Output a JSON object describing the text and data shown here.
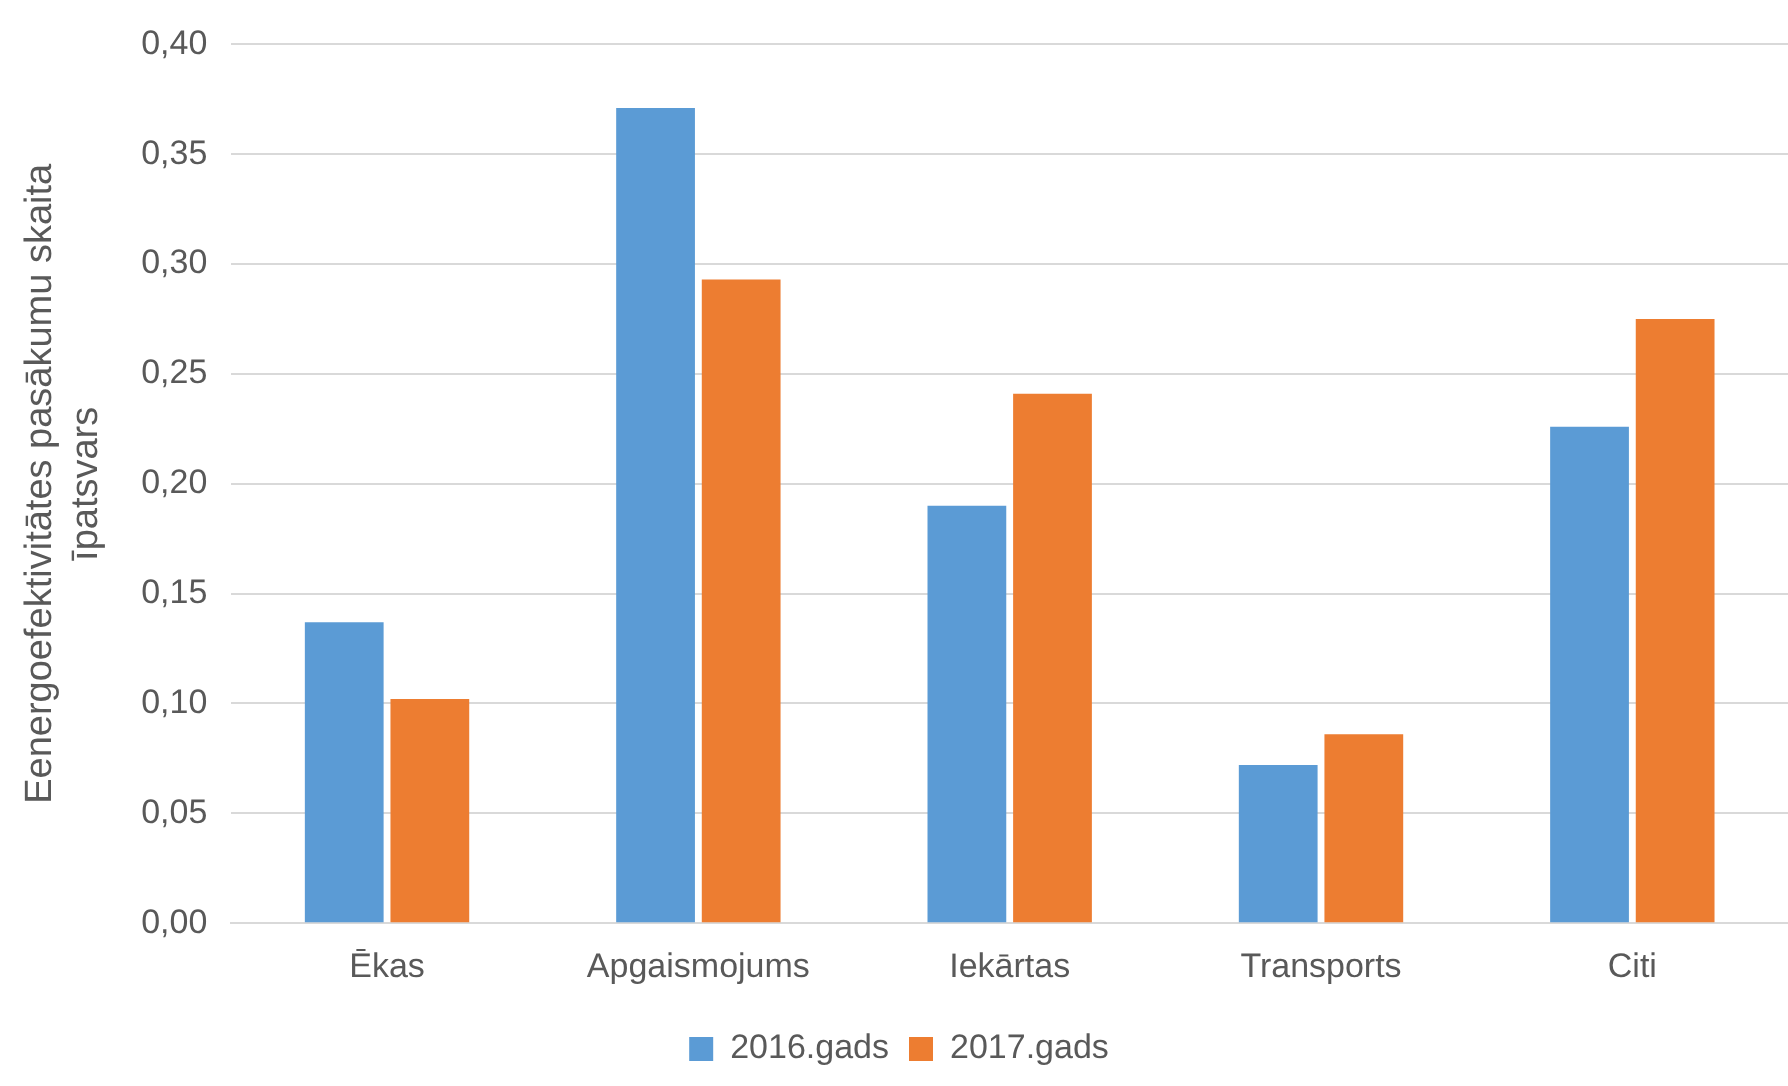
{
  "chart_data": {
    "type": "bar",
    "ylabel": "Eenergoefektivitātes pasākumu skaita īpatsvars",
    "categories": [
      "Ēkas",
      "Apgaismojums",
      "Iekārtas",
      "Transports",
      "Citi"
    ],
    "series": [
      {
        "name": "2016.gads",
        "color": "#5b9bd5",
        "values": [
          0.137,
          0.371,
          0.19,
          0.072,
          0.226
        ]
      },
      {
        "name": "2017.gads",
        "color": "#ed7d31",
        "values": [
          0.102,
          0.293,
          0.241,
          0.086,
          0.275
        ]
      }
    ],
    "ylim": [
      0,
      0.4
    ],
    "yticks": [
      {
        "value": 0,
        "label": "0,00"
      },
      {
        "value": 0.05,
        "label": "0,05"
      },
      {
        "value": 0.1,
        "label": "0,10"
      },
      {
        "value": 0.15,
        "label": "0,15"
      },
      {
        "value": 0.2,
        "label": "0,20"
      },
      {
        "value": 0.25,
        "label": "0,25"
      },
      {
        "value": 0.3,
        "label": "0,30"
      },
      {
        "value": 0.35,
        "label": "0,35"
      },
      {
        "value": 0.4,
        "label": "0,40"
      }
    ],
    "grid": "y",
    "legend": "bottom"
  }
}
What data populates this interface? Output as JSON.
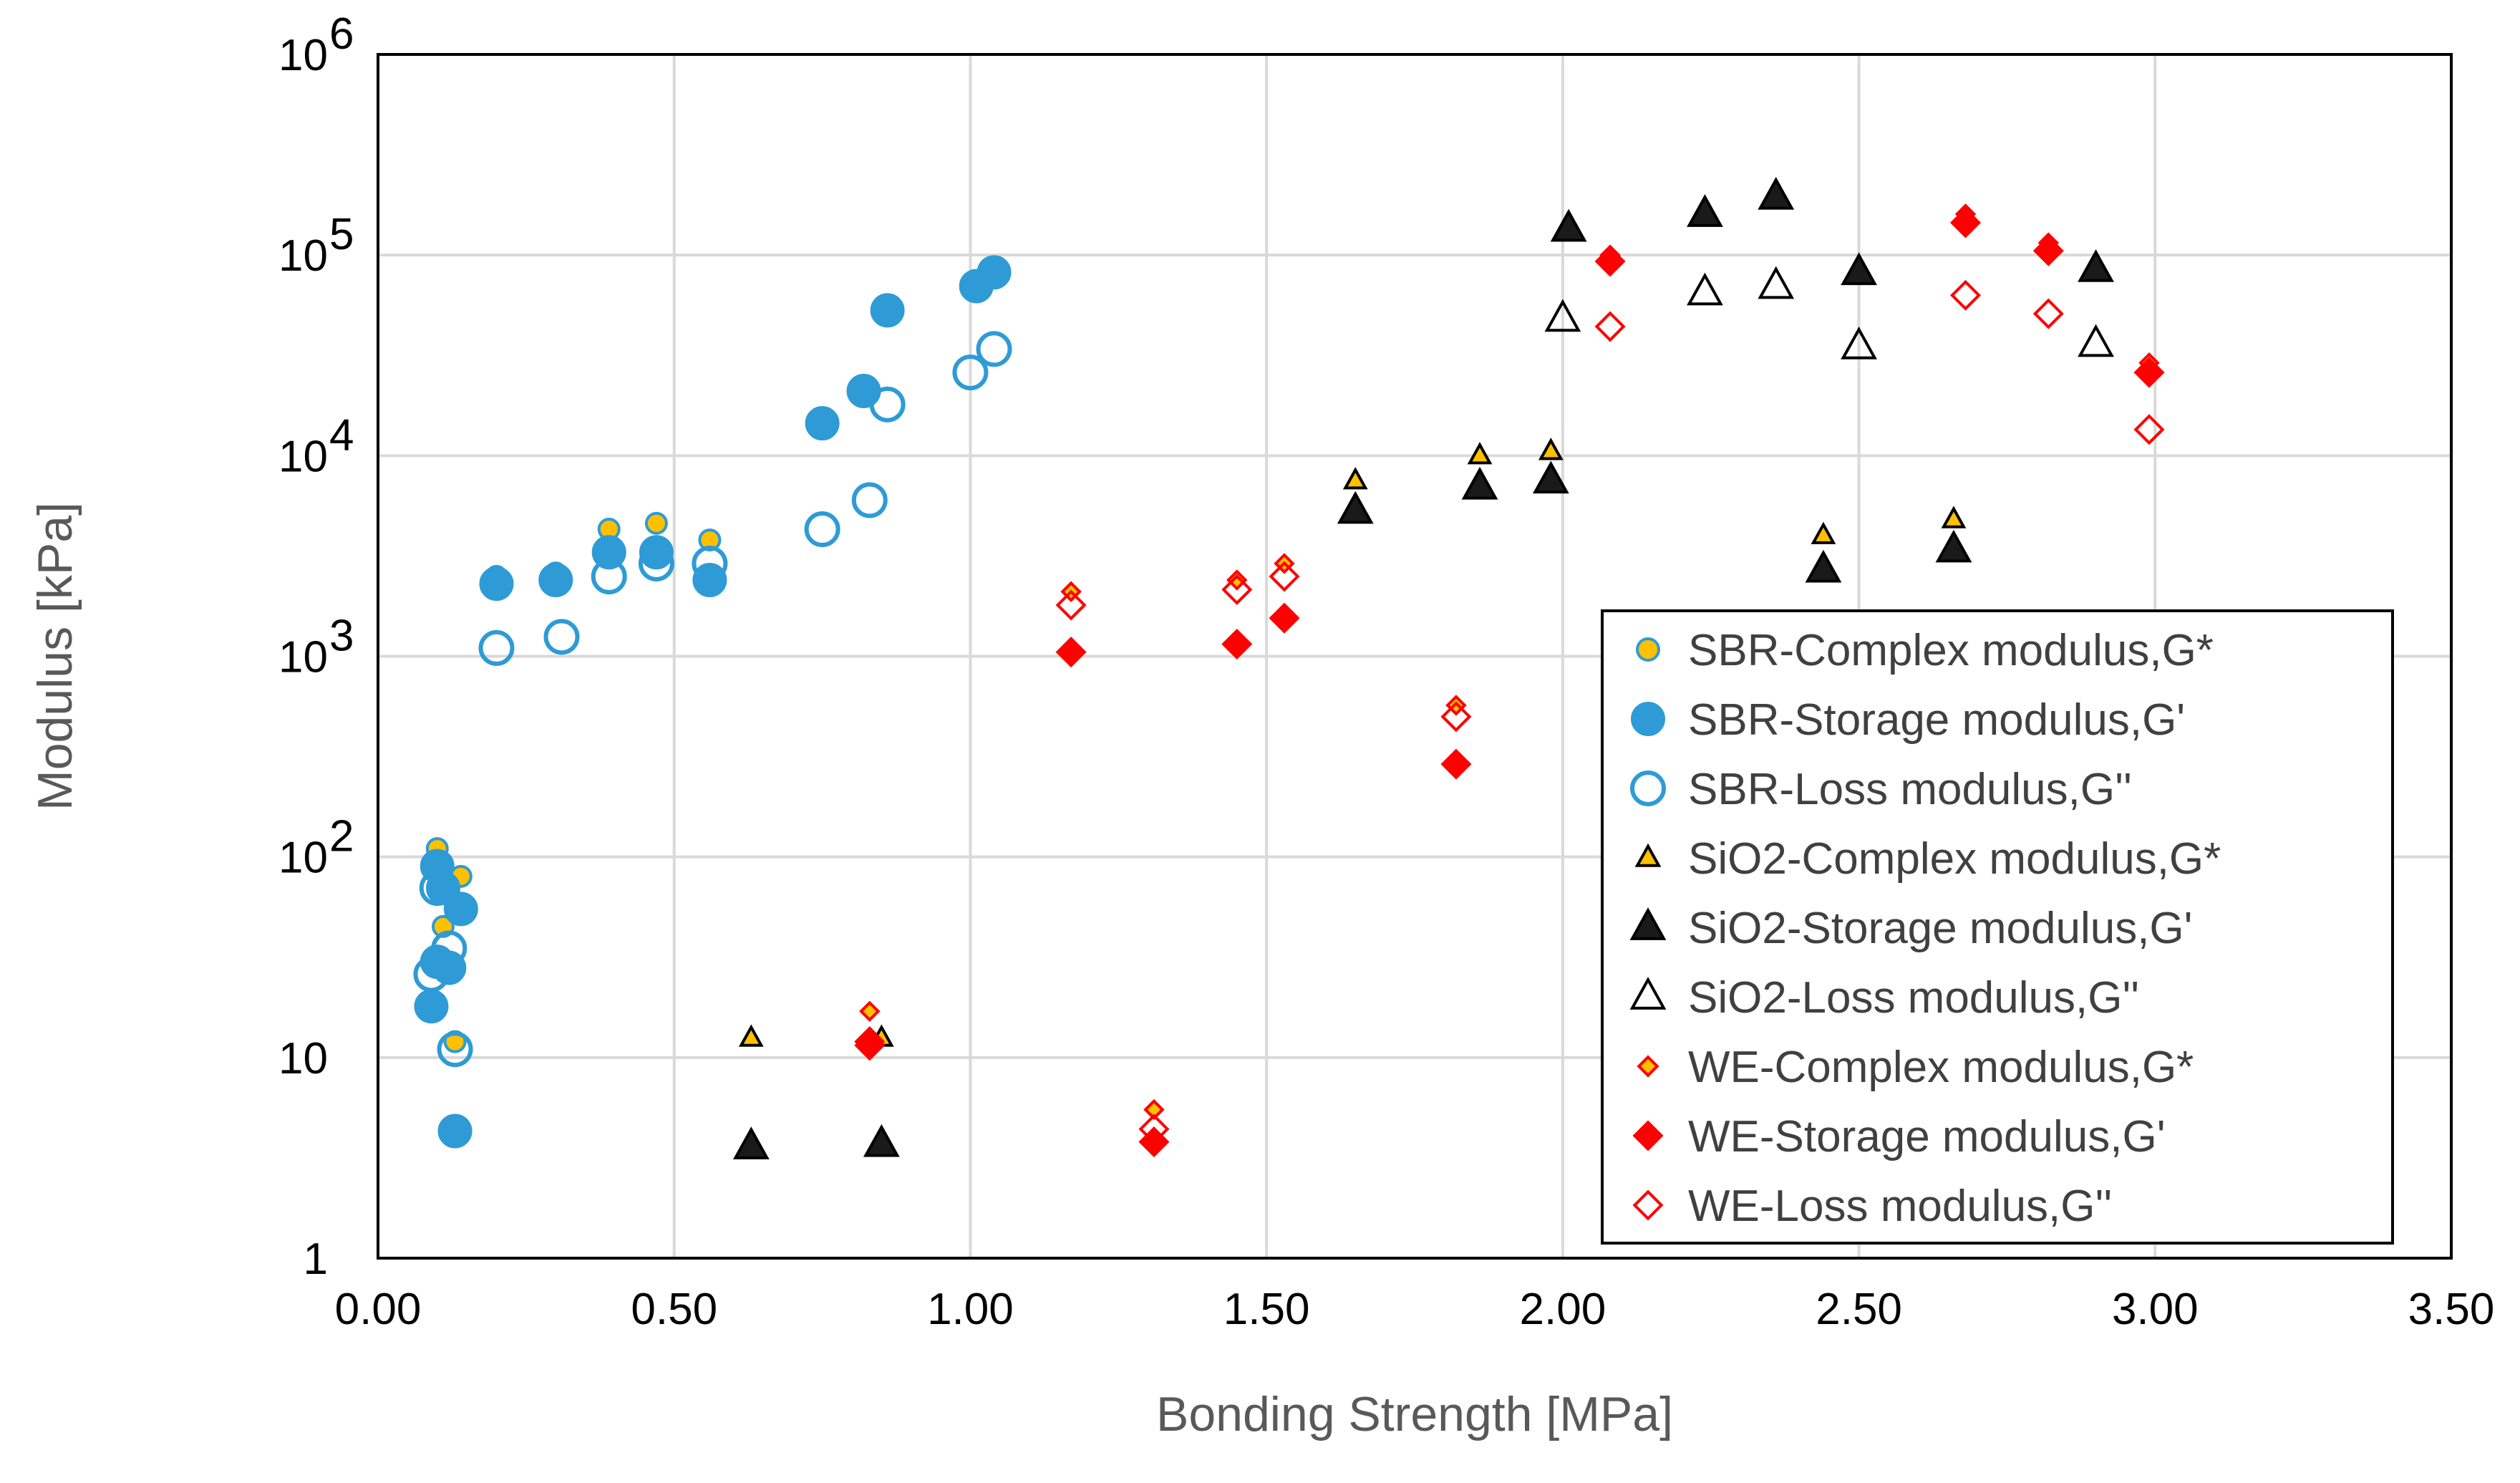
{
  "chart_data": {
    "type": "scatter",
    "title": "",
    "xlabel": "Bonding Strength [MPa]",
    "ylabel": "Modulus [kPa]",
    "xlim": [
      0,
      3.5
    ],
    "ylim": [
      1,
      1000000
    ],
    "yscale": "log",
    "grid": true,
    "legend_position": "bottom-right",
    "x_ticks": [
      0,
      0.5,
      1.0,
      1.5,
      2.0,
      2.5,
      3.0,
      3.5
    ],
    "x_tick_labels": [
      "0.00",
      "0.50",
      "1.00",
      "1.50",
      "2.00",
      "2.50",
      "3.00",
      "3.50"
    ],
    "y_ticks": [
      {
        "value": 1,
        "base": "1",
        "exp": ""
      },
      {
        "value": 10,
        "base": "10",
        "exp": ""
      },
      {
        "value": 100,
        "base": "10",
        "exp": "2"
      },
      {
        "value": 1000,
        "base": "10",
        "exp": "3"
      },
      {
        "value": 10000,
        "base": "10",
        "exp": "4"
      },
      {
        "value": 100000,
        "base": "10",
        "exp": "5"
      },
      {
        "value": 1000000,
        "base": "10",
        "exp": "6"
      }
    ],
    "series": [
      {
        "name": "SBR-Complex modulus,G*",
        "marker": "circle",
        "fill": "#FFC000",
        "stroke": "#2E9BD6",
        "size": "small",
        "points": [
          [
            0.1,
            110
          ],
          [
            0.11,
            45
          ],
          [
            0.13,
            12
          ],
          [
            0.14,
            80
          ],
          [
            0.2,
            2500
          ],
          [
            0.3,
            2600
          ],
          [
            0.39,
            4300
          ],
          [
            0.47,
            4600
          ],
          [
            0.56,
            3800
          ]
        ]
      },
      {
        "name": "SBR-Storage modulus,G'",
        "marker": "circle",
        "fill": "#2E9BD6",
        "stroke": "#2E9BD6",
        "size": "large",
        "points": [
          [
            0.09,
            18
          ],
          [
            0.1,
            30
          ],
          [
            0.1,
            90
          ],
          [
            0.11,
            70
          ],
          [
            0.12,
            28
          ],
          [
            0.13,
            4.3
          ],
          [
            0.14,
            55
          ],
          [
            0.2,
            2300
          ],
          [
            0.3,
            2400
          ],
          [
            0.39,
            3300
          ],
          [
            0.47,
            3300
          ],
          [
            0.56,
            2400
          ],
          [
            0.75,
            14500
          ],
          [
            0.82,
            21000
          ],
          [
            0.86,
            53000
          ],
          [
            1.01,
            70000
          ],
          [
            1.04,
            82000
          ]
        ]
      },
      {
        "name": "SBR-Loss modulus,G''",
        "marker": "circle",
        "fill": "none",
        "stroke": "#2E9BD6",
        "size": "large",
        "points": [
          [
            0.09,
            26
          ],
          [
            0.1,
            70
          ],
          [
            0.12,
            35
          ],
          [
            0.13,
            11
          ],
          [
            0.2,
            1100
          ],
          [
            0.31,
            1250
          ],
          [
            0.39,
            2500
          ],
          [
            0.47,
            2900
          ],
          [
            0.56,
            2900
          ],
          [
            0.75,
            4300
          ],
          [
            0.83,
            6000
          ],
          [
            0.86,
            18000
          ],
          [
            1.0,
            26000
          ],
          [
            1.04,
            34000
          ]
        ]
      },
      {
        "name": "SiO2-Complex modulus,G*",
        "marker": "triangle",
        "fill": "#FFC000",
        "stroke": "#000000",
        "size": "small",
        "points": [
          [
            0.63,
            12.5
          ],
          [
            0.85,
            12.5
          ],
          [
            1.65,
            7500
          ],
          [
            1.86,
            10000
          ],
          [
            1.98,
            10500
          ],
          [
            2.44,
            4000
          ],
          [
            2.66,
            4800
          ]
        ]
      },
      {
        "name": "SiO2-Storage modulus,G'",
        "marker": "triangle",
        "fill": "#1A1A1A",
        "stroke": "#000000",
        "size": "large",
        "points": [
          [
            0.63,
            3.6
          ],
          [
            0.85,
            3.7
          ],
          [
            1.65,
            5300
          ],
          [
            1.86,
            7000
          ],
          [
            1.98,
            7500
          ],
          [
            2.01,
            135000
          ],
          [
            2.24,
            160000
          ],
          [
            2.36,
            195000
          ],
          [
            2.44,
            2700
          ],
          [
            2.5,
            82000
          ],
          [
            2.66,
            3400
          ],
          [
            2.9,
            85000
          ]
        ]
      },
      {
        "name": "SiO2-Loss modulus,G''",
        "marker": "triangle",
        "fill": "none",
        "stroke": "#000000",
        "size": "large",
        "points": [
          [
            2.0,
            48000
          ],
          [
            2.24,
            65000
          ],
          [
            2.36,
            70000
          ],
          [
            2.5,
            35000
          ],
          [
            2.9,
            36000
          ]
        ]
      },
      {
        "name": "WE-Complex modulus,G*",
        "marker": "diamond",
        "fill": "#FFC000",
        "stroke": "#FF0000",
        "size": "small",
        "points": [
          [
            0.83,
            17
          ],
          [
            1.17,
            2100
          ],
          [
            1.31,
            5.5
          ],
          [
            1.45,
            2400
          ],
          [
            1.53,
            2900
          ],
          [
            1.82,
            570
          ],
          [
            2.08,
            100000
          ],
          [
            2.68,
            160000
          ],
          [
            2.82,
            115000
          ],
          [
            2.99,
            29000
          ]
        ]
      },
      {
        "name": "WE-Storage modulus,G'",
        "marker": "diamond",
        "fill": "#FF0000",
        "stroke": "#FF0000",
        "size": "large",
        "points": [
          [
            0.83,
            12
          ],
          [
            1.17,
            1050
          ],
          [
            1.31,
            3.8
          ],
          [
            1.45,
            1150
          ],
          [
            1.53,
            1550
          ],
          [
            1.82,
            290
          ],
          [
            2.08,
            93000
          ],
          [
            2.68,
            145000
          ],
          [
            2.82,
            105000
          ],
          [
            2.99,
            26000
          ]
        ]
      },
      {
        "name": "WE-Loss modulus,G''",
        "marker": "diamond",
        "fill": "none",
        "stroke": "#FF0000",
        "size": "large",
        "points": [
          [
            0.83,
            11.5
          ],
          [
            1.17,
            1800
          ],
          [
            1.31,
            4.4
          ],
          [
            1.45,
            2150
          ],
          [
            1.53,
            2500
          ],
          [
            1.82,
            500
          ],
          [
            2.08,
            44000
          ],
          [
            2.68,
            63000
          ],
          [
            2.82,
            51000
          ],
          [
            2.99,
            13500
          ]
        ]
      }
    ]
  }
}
------------------------------------
# [Instructions for the task]
Scan the data above and copy every line with "ylabel" in it.

# [Exercise answer]
    "ylabel": "Eenergoefektivitātes pasākumu skaita īpatsvars",
    "ylabel": "Modulus [kPa]",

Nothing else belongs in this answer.